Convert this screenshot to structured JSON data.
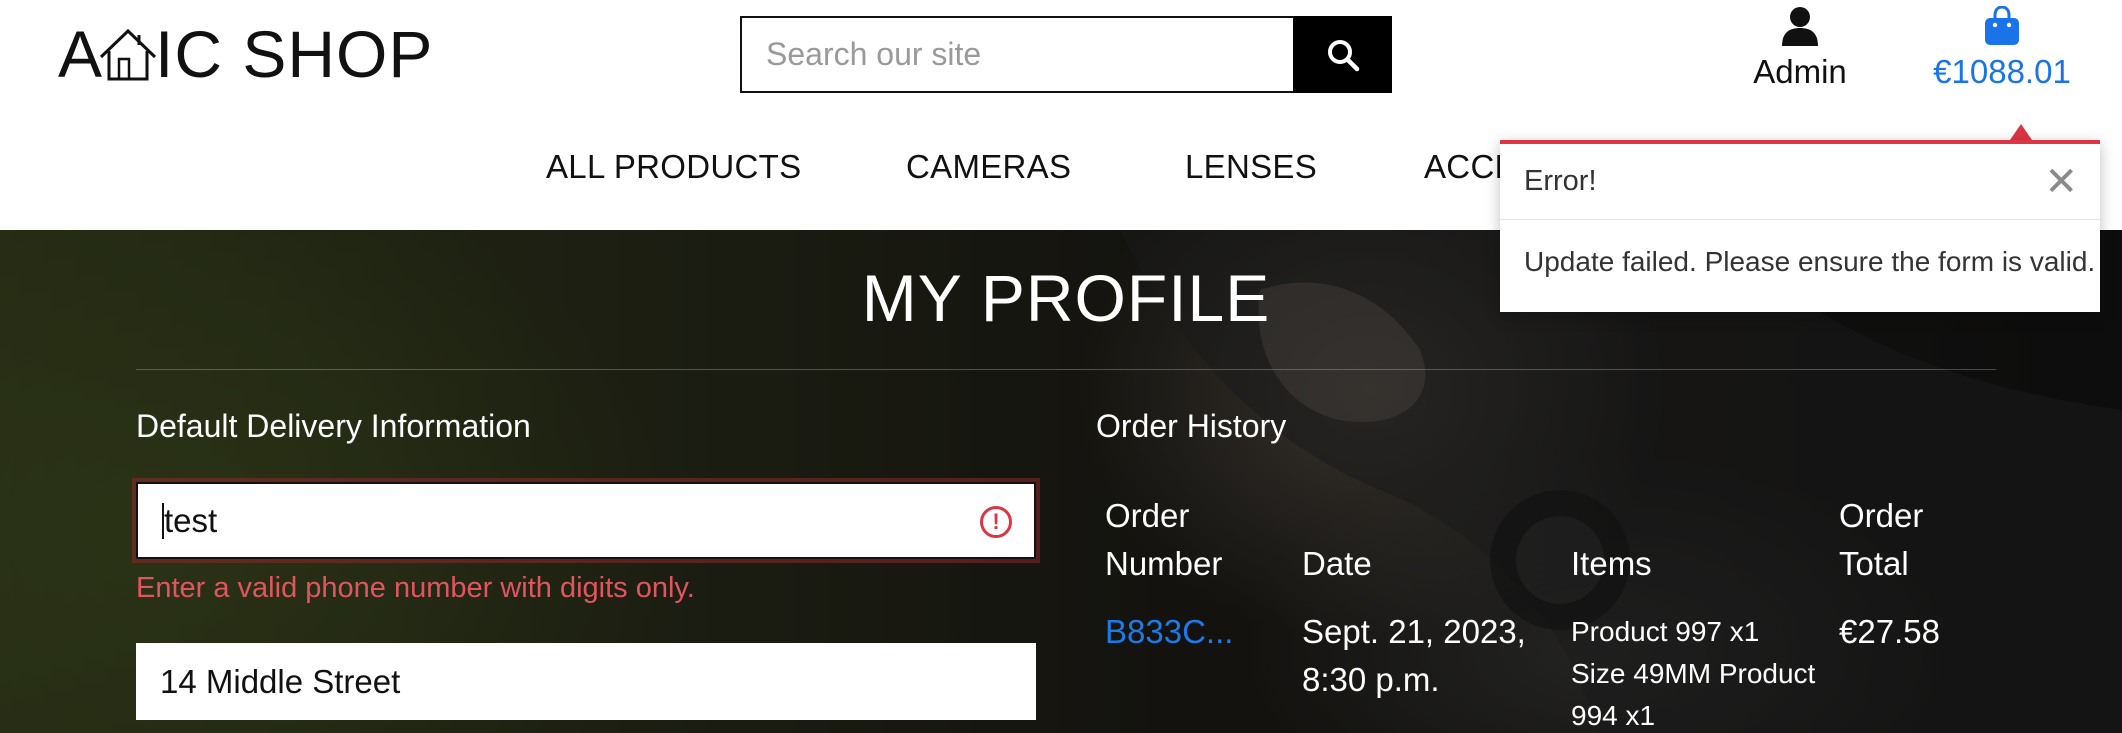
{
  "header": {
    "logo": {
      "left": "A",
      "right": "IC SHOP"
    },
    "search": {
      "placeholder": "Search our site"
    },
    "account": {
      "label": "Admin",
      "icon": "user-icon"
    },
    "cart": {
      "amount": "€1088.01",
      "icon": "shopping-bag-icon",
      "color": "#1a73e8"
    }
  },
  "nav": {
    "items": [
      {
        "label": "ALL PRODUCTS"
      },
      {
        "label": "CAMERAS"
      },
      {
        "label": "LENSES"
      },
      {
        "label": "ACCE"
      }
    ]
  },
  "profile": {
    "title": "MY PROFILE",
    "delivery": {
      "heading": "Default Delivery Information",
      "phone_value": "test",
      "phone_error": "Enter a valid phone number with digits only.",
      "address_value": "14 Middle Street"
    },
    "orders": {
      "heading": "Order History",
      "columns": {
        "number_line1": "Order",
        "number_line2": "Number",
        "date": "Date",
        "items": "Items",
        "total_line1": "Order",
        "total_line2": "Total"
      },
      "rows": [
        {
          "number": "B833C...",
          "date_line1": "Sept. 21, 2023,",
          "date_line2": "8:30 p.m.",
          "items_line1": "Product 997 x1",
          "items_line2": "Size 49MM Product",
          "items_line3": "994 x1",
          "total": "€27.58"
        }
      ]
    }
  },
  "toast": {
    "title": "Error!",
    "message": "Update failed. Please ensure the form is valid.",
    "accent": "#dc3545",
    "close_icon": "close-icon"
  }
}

◆ **Task brief**:
Make an exact copy of every entry above, minus the images.

◆ **Exercise result**:
Convert this screenshot to structured JSON data.
{
  "header": {
    "logo": {
      "left": "A",
      "right": "IC SHOP"
    },
    "search": {
      "placeholder": "Search our site"
    },
    "account": {
      "label": "Admin",
      "icon": "user-icon"
    },
    "cart": {
      "amount": "€1088.01",
      "icon": "shopping-bag-icon",
      "color": "#1a73e8"
    }
  },
  "nav": {
    "items": [
      {
        "label": "ALL PRODUCTS"
      },
      {
        "label": "CAMERAS"
      },
      {
        "label": "LENSES"
      },
      {
        "label": "ACCE"
      }
    ]
  },
  "profile": {
    "title": "MY PROFILE",
    "delivery": {
      "heading": "Default Delivery Information",
      "phone_value": "test",
      "phone_error": "Enter a valid phone number with digits only.",
      "address_value": "14 Middle Street"
    },
    "orders": {
      "heading": "Order History",
      "columns": {
        "number_line1": "Order",
        "number_line2": "Number",
        "date": "Date",
        "items": "Items",
        "total_line1": "Order",
        "total_line2": "Total"
      },
      "rows": [
        {
          "number": "B833C...",
          "date_line1": "Sept. 21, 2023,",
          "date_line2": "8:30 p.m.",
          "items_line1": "Product 997 x1",
          "items_line2": "Size 49MM Product",
          "items_line3": "994 x1",
          "total": "€27.58"
        }
      ]
    }
  },
  "toast": {
    "title": "Error!",
    "message": "Update failed. Please ensure the form is valid.",
    "accent": "#dc3545",
    "close_icon": "close-icon"
  }
}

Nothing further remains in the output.